● Exercise instructions
Give back the whole listing exactly as shown.
***
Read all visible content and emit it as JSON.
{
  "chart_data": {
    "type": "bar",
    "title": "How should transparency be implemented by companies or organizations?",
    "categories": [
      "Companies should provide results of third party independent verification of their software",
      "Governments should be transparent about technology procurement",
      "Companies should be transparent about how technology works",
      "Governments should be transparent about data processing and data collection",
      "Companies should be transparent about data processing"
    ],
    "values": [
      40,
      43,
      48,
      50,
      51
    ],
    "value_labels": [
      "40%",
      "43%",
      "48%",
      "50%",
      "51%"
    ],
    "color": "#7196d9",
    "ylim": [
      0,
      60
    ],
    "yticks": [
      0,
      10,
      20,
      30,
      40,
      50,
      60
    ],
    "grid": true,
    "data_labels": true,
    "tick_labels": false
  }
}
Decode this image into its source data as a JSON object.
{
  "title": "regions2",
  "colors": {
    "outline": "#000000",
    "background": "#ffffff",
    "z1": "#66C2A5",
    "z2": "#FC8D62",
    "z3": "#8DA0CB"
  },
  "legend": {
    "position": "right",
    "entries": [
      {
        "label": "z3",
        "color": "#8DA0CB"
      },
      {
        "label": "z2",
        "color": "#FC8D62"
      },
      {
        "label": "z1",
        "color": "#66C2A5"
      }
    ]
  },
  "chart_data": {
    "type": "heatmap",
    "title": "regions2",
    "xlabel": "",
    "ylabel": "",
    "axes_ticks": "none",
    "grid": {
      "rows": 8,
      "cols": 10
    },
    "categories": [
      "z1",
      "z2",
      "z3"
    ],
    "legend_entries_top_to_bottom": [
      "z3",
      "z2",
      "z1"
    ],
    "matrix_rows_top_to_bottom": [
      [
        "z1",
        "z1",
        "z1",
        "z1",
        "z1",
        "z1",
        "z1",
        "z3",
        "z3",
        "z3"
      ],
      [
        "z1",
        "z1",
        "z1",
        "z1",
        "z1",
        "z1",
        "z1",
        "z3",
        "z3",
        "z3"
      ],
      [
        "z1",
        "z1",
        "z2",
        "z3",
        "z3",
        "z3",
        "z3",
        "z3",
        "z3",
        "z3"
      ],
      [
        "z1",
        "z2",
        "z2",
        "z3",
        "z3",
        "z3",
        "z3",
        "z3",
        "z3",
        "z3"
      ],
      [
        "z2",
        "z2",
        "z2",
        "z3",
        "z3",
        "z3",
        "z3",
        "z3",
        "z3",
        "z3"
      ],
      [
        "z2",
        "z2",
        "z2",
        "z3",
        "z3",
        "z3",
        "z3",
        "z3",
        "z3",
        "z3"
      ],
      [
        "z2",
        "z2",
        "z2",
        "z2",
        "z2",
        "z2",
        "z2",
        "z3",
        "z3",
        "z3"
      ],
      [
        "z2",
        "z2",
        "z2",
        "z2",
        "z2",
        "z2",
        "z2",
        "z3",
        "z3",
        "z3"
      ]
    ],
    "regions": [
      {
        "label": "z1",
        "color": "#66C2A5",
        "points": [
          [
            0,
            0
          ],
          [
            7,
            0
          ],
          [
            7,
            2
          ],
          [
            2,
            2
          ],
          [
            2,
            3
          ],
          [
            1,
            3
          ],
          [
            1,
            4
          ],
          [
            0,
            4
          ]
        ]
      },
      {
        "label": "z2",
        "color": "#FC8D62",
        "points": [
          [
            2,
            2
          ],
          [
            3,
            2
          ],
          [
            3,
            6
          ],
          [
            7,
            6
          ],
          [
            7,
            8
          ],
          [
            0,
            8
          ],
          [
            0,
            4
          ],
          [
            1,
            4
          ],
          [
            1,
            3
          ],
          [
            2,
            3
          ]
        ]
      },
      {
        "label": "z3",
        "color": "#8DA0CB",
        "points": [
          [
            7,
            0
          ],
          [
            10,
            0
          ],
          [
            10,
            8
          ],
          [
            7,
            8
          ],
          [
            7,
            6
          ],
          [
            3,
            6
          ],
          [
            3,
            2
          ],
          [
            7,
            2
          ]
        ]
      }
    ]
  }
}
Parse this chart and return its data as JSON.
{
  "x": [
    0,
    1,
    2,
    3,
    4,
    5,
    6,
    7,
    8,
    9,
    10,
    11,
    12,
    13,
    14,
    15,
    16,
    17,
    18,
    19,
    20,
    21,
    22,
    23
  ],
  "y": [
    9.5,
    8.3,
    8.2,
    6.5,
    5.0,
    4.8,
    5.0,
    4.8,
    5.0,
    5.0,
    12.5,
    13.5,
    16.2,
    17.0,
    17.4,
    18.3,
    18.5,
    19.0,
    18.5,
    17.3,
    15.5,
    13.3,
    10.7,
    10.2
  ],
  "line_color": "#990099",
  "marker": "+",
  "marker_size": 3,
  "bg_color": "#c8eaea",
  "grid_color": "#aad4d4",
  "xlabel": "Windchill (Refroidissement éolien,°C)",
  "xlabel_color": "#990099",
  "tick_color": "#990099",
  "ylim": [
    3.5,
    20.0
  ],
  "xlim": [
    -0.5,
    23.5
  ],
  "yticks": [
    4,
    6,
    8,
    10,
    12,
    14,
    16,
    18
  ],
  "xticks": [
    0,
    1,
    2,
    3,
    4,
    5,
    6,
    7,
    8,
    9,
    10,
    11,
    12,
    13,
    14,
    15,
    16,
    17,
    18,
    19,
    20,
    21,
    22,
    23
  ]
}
***
● Full answer
Read all visible content and emit it as JSON.
{
  "chart_data": {
    "type": "bar",
    "title": "How should transparency be implemented by companies or organizations?",
    "categories": [
      "Companies should provide results of third party independent verification of their software",
      "Governments should be transparent about technology procurement",
      "Companies should be transparent about how technology works",
      "Governments should be transparent about data processing and data collection",
      "Companies should be transparent about data processing"
    ],
    "values": [
      40,
      43,
      48,
      50,
      51
    ],
    "value_labels": [
      "40%",
      "43%",
      "48%",
      "50%",
      "51%"
    ],
    "color": "#7196d9",
    "ylim": [
      0,
      60
    ],
    "yticks": [
      0,
      10,
      20,
      30,
      40,
      50,
      60
    ],
    "grid": true,
    "data_labels": true,
    "tick_labels": false
  }
}
Decode this image into its source data as a JSON object.
{
  "title": "regions2",
  "colors": {
    "outline": "#000000",
    "background": "#ffffff",
    "z1": "#66C2A5",
    "z2": "#FC8D62",
    "z3": "#8DA0CB"
  },
  "legend": {
    "position": "right",
    "entries": [
      {
        "label": "z3",
        "color": "#8DA0CB"
      },
      {
        "label": "z2",
        "color": "#FC8D62"
      },
      {
        "label": "z1",
        "color": "#66C2A5"
      }
    ]
  },
  "chart_data": {
    "type": "heatmap",
    "title": "regions2",
    "xlabel": "",
    "ylabel": "",
    "axes_ticks": "none",
    "grid": {
      "rows": 8,
      "cols": 10
    },
    "categories": [
      "z1",
      "z2",
      "z3"
    ],
    "legend_entries_top_to_bottom": [
      "z3",
      "z2",
      "z1"
    ],
    "matrix_rows_top_to_bottom": [
      [
        "z1",
        "z1",
        "z1",
        "z1",
        "z1",
        "z1",
        "z1",
        "z3",
        "z3",
        "z3"
      ],
      [
        "z1",
        "z1",
        "z1",
        "z1",
        "z1",
        "z1",
        "z1",
        "z3",
        "z3",
        "z3"
      ],
      [
        "z1",
        "z1",
        "z2",
        "z3",
        "z3",
        "z3",
        "z3",
        "z3",
        "z3",
        "z3"
      ],
      [
        "z1",
        "z2",
        "z2",
        "z3",
        "z3",
        "z3",
        "z3",
        "z3",
        "z3",
        "z3"
      ],
      [
        "z2",
        "z2",
        "z2",
        "z3",
        "z3",
        "z3",
        "z3",
        "z3",
        "z3",
        "z3"
      ],
      [
        "z2",
        "z2",
        "z2",
        "z3",
        "z3",
        "z3",
        "z3",
        "z3",
        "z3",
        "z3"
      ],
      [
        "z2",
        "z2",
        "z2",
        "z2",
        "z2",
        "z2",
        "z2",
        "z3",
        "z3",
        "z3"
      ],
      [
        "z2",
        "z2",
        "z2",
        "z2",
        "z2",
        "z2",
        "z2",
        "z3",
        "z3",
        "z3"
      ]
    ],
    "regions": [
      {
        "label": "z1",
        "color": "#66C2A5",
        "points": [
          [
            0,
            0
          ],
          [
            7,
            0
          ],
          [
            7,
            2
          ],
          [
            2,
            2
          ],
          [
            2,
            3
          ],
          [
            1,
            3
          ],
          [
            1,
            4
          ],
          [
            0,
            4
          ]
        ]
      },
      {
        "label": "z2",
        "color": "#FC8D62",
        "points": [
          [
            2,
            2
          ],
          [
            3,
            2
          ],
          [
            3,
            6
          ],
          [
            7,
            6
          ],
          [
            7,
            8
          ],
          [
            0,
            8
          ],
          [
            0,
            4
          ],
          [
            1,
            4
          ],
          [
            1,
            3
          ],
          [
            2,
            3
          ]
        ]
      },
      {
        "label": "z3",
        "color": "#8DA0CB",
        "points": [
          [
            7,
            0
          ],
          [
            10,
            0
          ],
          [
            10,
            8
          ],
          [
            7,
            8
          ],
          [
            7,
            6
          ],
          [
            3,
            6
          ],
          [
            3,
            2
          ],
          [
            7,
            2
          ]
        ]
      }
    ]
  }
}
Parse this chart and return its data as JSON.
{
  "x": [
    0,
    1,
    2,
    3,
    4,
    5,
    6,
    7,
    8,
    9,
    10,
    11,
    12,
    13,
    14,
    15,
    16,
    17,
    18,
    19,
    20,
    21,
    22,
    23
  ],
  "y": [
    9.5,
    8.3,
    8.2,
    6.5,
    5.0,
    4.8,
    5.0,
    4.8,
    5.0,
    5.0,
    12.5,
    13.5,
    16.2,
    17.0,
    17.4,
    18.3,
    18.5,
    19.0,
    18.5,
    17.3,
    15.5,
    13.3,
    10.7,
    10.2
  ],
  "line_color": "#990099",
  "marker": "+",
  "marker_size": 3,
  "bg_color": "#c8eaea",
  "grid_color": "#aad4d4",
  "xlabel": "Windchill (Refroidissement éolien,°C)",
  "xlabel_color": "#990099",
  "tick_color": "#990099",
  "ylim": [
    3.5,
    20.0
  ],
  "xlim": [
    -0.5,
    23.5
  ],
  "yticks": [
    4,
    6,
    8,
    10,
    12,
    14,
    16,
    18
  ],
  "xticks": [
    0,
    1,
    2,
    3,
    4,
    5,
    6,
    7,
    8,
    9,
    10,
    11,
    12,
    13,
    14,
    15,
    16,
    17,
    18,
    19,
    20,
    21,
    22,
    23
  ]
}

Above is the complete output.